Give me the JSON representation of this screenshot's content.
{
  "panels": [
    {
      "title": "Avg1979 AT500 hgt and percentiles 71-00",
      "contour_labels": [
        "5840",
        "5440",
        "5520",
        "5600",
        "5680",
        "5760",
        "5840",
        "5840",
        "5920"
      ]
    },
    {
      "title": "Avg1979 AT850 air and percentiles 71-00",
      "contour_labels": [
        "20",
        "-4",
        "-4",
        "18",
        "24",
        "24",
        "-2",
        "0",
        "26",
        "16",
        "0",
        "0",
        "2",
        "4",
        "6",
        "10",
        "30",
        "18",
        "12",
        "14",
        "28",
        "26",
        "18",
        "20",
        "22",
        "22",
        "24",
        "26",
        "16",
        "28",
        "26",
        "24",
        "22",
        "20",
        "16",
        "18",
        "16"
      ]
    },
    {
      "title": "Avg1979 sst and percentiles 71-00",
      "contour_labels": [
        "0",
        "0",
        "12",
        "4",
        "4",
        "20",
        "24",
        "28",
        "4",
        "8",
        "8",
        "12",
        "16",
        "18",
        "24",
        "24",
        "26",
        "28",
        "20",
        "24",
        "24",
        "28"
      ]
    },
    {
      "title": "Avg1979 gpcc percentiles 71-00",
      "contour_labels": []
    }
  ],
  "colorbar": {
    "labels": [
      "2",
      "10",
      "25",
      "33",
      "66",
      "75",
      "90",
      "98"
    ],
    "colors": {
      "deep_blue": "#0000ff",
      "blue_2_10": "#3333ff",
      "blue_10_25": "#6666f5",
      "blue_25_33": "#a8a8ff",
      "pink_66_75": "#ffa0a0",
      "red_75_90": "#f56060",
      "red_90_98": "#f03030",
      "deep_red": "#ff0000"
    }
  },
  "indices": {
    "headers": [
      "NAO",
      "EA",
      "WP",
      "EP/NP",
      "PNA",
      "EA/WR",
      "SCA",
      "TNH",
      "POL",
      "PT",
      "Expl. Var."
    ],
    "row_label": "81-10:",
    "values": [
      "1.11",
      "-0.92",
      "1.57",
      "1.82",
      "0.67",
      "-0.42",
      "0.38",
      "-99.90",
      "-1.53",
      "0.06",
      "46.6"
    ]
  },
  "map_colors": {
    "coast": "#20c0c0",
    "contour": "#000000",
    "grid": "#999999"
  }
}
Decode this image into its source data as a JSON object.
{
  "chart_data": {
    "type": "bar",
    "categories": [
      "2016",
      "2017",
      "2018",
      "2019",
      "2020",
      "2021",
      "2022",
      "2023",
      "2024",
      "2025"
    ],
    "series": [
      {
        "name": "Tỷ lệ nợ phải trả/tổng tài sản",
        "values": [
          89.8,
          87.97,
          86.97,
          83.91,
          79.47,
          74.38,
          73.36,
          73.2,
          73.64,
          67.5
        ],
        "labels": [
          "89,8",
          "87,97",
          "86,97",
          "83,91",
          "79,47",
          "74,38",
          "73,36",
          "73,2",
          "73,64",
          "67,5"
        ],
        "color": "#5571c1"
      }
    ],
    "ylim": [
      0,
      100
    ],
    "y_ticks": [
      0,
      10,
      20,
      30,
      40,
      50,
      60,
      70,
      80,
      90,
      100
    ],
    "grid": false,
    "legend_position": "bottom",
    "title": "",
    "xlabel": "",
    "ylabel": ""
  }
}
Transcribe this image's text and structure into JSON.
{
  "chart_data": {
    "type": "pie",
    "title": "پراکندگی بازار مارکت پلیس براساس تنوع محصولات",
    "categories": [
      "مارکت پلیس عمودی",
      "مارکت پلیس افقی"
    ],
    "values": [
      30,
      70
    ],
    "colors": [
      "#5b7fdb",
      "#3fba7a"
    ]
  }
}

-.-.-

== DIRECTION ==
Return each entry from the material above exactly as it appears.

== RESULT OF THIS TASK ==
Give me the JSON representation of this screenshot's content.
{
  "panels": [
    {
      "title": "Avg1979 AT500 hgt and percentiles 71-00",
      "contour_labels": [
        "5840",
        "5440",
        "5520",
        "5600",
        "5680",
        "5760",
        "5840",
        "5840",
        "5920"
      ]
    },
    {
      "title": "Avg1979 AT850 air and percentiles 71-00",
      "contour_labels": [
        "20",
        "-4",
        "-4",
        "18",
        "24",
        "24",
        "-2",
        "0",
        "26",
        "16",
        "0",
        "0",
        "2",
        "4",
        "6",
        "10",
        "30",
        "18",
        "12",
        "14",
        "28",
        "26",
        "18",
        "20",
        "22",
        "22",
        "24",
        "26",
        "16",
        "28",
        "26",
        "24",
        "22",
        "20",
        "16",
        "18",
        "16"
      ]
    },
    {
      "title": "Avg1979 sst and percentiles 71-00",
      "contour_labels": [
        "0",
        "0",
        "12",
        "4",
        "4",
        "20",
        "24",
        "28",
        "4",
        "8",
        "8",
        "12",
        "16",
        "18",
        "24",
        "24",
        "26",
        "28",
        "20",
        "24",
        "24",
        "28"
      ]
    },
    {
      "title": "Avg1979 gpcc percentiles 71-00",
      "contour_labels": []
    }
  ],
  "colorbar": {
    "labels": [
      "2",
      "10",
      "25",
      "33",
      "66",
      "75",
      "90",
      "98"
    ],
    "colors": {
      "deep_blue": "#0000ff",
      "blue_2_10": "#3333ff",
      "blue_10_25": "#6666f5",
      "blue_25_33": "#a8a8ff",
      "pink_66_75": "#ffa0a0",
      "red_75_90": "#f56060",
      "red_90_98": "#f03030",
      "deep_red": "#ff0000"
    }
  },
  "indices": {
    "headers": [
      "NAO",
      "EA",
      "WP",
      "EP/NP",
      "PNA",
      "EA/WR",
      "SCA",
      "TNH",
      "POL",
      "PT",
      "Expl. Var."
    ],
    "row_label": "81-10:",
    "values": [
      "1.11",
      "-0.92",
      "1.57",
      "1.82",
      "0.67",
      "-0.42",
      "0.38",
      "-99.90",
      "-1.53",
      "0.06",
      "46.6"
    ]
  },
  "map_colors": {
    "coast": "#20c0c0",
    "contour": "#000000",
    "grid": "#999999"
  }
}
Decode this image into its source data as a JSON object.
{
  "chart_data": {
    "type": "bar",
    "categories": [
      "2016",
      "2017",
      "2018",
      "2019",
      "2020",
      "2021",
      "2022",
      "2023",
      "2024",
      "2025"
    ],
    "series": [
      {
        "name": "Tỷ lệ nợ phải trả/tổng tài sản",
        "values": [
          89.8,
          87.97,
          86.97,
          83.91,
          79.47,
          74.38,
          73.36,
          73.2,
          73.64,
          67.5
        ],
        "labels": [
          "89,8",
          "87,97",
          "86,97",
          "83,91",
          "79,47",
          "74,38",
          "73,36",
          "73,2",
          "73,64",
          "67,5"
        ],
        "color": "#5571c1"
      }
    ],
    "ylim": [
      0,
      100
    ],
    "y_ticks": [
      0,
      10,
      20,
      30,
      40,
      50,
      60,
      70,
      80,
      90,
      100
    ],
    "grid": false,
    "legend_position": "bottom",
    "title": "",
    "xlabel": "",
    "ylabel": ""
  }
}
Transcribe this image's text and structure into JSON.
{
  "chart_data": {
    "type": "pie",
    "title": "پراکندگی بازار مارکت پلیس براساس تنوع محصولات",
    "categories": [
      "مارکت پلیس عمودی",
      "مارکت پلیس افقی"
    ],
    "values": [
      30,
      70
    ],
    "colors": [
      "#5b7fdb",
      "#3fba7a"
    ]
  }
}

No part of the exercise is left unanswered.